Your task
Below are some records; return each one exactly.

Figure data in JSON
-- -- --

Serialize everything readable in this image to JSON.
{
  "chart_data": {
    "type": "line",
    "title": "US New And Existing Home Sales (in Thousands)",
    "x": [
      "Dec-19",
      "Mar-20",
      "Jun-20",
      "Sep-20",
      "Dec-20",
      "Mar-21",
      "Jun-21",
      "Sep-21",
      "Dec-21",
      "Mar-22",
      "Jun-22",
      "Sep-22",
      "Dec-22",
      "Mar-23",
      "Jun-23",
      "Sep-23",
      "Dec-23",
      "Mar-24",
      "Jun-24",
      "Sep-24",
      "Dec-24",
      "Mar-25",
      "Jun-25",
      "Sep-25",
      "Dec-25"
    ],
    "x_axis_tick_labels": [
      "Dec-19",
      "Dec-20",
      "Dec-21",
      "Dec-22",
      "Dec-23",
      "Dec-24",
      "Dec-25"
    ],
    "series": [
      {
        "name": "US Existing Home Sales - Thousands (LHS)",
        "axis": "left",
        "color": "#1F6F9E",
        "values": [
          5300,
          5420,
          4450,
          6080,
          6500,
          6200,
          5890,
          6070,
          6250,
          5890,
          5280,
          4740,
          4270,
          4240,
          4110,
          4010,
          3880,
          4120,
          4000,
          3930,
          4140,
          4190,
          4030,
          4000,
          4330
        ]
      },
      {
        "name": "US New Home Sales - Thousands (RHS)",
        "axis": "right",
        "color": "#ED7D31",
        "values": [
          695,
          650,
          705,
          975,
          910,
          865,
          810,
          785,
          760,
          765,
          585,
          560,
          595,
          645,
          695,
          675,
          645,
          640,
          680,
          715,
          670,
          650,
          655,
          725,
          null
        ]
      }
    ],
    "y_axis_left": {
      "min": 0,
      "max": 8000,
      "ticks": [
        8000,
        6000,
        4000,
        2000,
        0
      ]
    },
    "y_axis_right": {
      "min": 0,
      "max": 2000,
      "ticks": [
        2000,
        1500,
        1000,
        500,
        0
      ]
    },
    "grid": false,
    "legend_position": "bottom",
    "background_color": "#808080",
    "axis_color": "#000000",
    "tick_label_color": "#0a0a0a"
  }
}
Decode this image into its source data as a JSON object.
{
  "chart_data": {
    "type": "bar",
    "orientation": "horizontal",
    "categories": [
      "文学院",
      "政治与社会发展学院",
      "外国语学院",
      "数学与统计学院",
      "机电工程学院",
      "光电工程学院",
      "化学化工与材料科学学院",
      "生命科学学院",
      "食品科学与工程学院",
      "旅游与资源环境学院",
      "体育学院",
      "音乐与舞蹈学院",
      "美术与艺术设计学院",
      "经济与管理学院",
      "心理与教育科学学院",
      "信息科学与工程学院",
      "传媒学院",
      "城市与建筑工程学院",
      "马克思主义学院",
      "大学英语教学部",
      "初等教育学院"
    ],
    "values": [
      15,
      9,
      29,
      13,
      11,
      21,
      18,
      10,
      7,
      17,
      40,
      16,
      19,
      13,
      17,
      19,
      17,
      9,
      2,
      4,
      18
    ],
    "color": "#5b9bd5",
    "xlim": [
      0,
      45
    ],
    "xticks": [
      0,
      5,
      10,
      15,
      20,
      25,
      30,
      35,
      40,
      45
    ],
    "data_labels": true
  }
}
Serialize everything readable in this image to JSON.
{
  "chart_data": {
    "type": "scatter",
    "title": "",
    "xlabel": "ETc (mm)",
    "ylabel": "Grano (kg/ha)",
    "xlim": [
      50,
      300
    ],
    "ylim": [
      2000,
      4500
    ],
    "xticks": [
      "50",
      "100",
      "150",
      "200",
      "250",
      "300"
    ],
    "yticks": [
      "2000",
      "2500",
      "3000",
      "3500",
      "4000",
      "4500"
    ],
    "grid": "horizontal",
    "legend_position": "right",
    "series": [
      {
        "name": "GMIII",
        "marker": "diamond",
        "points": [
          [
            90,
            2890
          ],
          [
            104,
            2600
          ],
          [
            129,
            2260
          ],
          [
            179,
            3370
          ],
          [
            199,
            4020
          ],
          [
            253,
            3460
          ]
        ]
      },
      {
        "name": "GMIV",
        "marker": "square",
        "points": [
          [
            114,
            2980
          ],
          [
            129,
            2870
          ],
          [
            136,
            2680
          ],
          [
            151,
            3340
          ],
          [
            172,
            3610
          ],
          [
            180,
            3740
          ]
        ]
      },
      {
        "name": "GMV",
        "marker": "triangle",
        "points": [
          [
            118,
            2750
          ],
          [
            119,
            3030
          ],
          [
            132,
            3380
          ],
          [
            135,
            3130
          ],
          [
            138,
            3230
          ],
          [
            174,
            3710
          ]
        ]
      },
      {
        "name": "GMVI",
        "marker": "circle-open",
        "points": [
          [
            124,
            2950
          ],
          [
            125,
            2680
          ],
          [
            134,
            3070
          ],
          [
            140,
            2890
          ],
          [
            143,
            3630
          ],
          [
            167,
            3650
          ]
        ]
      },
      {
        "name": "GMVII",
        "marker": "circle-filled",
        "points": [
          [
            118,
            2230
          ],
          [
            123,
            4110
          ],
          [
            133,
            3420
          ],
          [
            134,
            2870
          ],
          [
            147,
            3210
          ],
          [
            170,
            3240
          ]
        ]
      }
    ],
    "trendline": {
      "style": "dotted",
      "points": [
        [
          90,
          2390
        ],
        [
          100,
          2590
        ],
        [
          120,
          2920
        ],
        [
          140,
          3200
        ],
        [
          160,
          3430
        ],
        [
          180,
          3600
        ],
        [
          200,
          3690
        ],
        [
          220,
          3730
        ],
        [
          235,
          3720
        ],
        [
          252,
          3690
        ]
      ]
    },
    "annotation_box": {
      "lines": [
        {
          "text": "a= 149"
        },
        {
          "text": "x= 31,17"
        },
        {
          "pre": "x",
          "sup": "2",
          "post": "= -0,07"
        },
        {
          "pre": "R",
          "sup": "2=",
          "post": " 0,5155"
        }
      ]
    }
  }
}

-- -- --

Task answer
Serialize everything readable in this image to JSON.
{
  "chart_data": {
    "type": "line",
    "title": "US New And Existing Home Sales (in Thousands)",
    "x": [
      "Dec-19",
      "Mar-20",
      "Jun-20",
      "Sep-20",
      "Dec-20",
      "Mar-21",
      "Jun-21",
      "Sep-21",
      "Dec-21",
      "Mar-22",
      "Jun-22",
      "Sep-22",
      "Dec-22",
      "Mar-23",
      "Jun-23",
      "Sep-23",
      "Dec-23",
      "Mar-24",
      "Jun-24",
      "Sep-24",
      "Dec-24",
      "Mar-25",
      "Jun-25",
      "Sep-25",
      "Dec-25"
    ],
    "x_axis_tick_labels": [
      "Dec-19",
      "Dec-20",
      "Dec-21",
      "Dec-22",
      "Dec-23",
      "Dec-24",
      "Dec-25"
    ],
    "series": [
      {
        "name": "US Existing Home Sales - Thousands (LHS)",
        "axis": "left",
        "color": "#1F6F9E",
        "values": [
          5300,
          5420,
          4450,
          6080,
          6500,
          6200,
          5890,
          6070,
          6250,
          5890,
          5280,
          4740,
          4270,
          4240,
          4110,
          4010,
          3880,
          4120,
          4000,
          3930,
          4140,
          4190,
          4030,
          4000,
          4330
        ]
      },
      {
        "name": "US New Home Sales - Thousands (RHS)",
        "axis": "right",
        "color": "#ED7D31",
        "values": [
          695,
          650,
          705,
          975,
          910,
          865,
          810,
          785,
          760,
          765,
          585,
          560,
          595,
          645,
          695,
          675,
          645,
          640,
          680,
          715,
          670,
          650,
          655,
          725,
          null
        ]
      }
    ],
    "y_axis_left": {
      "min": 0,
      "max": 8000,
      "ticks": [
        8000,
        6000,
        4000,
        2000,
        0
      ]
    },
    "y_axis_right": {
      "min": 0,
      "max": 2000,
      "ticks": [
        2000,
        1500,
        1000,
        500,
        0
      ]
    },
    "grid": false,
    "legend_position": "bottom",
    "background_color": "#808080",
    "axis_color": "#000000",
    "tick_label_color": "#0a0a0a"
  }
}
Decode this image into its source data as a JSON object.
{
  "chart_data": {
    "type": "bar",
    "orientation": "horizontal",
    "categories": [
      "文学院",
      "政治与社会发展学院",
      "外国语学院",
      "数学与统计学院",
      "机电工程学院",
      "光电工程学院",
      "化学化工与材料科学学院",
      "生命科学学院",
      "食品科学与工程学院",
      "旅游与资源环境学院",
      "体育学院",
      "音乐与舞蹈学院",
      "美术与艺术设计学院",
      "经济与管理学院",
      "心理与教育科学学院",
      "信息科学与工程学院",
      "传媒学院",
      "城市与建筑工程学院",
      "马克思主义学院",
      "大学英语教学部",
      "初等教育学院"
    ],
    "values": [
      15,
      9,
      29,
      13,
      11,
      21,
      18,
      10,
      7,
      17,
      40,
      16,
      19,
      13,
      17,
      19,
      17,
      9,
      2,
      4,
      18
    ],
    "color": "#5b9bd5",
    "xlim": [
      0,
      45
    ],
    "xticks": [
      0,
      5,
      10,
      15,
      20,
      25,
      30,
      35,
      40,
      45
    ],
    "data_labels": true
  }
}
Serialize everything readable in this image to JSON.
{
  "chart_data": {
    "type": "scatter",
    "title": "",
    "xlabel": "ETc (mm)",
    "ylabel": "Grano (kg/ha)",
    "xlim": [
      50,
      300
    ],
    "ylim": [
      2000,
      4500
    ],
    "xticks": [
      "50",
      "100",
      "150",
      "200",
      "250",
      "300"
    ],
    "yticks": [
      "2000",
      "2500",
      "3000",
      "3500",
      "4000",
      "4500"
    ],
    "grid": "horizontal",
    "legend_position": "right",
    "series": [
      {
        "name": "GMIII",
        "marker": "diamond",
        "points": [
          [
            90,
            2890
          ],
          [
            104,
            2600
          ],
          [
            129,
            2260
          ],
          [
            179,
            3370
          ],
          [
            199,
            4020
          ],
          [
            253,
            3460
          ]
        ]
      },
      {
        "name": "GMIV",
        "marker": "square",
        "points": [
          [
            114,
            2980
          ],
          [
            129,
            2870
          ],
          [
            136,
            2680
          ],
          [
            151,
            3340
          ],
          [
            172,
            3610
          ],
          [
            180,
            3740
          ]
        ]
      },
      {
        "name": "GMV",
        "marker": "triangle",
        "points": [
          [
            118,
            2750
          ],
          [
            119,
            3030
          ],
          [
            132,
            3380
          ],
          [
            135,
            3130
          ],
          [
            138,
            3230
          ],
          [
            174,
            3710
          ]
        ]
      },
      {
        "name": "GMVI",
        "marker": "circle-open",
        "points": [
          [
            124,
            2950
          ],
          [
            125,
            2680
          ],
          [
            134,
            3070
          ],
          [
            140,
            2890
          ],
          [
            143,
            3630
          ],
          [
            167,
            3650
          ]
        ]
      },
      {
        "name": "GMVII",
        "marker": "circle-filled",
        "points": [
          [
            118,
            2230
          ],
          [
            123,
            4110
          ],
          [
            133,
            3420
          ],
          [
            134,
            2870
          ],
          [
            147,
            3210
          ],
          [
            170,
            3240
          ]
        ]
      }
    ],
    "trendline": {
      "style": "dotted",
      "points": [
        [
          90,
          2390
        ],
        [
          100,
          2590
        ],
        [
          120,
          2920
        ],
        [
          140,
          3200
        ],
        [
          160,
          3430
        ],
        [
          180,
          3600
        ],
        [
          200,
          3690
        ],
        [
          220,
          3730
        ],
        [
          235,
          3720
        ],
        [
          252,
          3690
        ]
      ]
    },
    "annotation_box": {
      "lines": [
        {
          "text": "a= 149"
        },
        {
          "text": "x= 31,17"
        },
        {
          "pre": "x",
          "sup": "2",
          "post": "= -0,07"
        },
        {
          "pre": "R",
          "sup": "2=",
          "post": " 0,5155"
        }
      ]
    }
  }
}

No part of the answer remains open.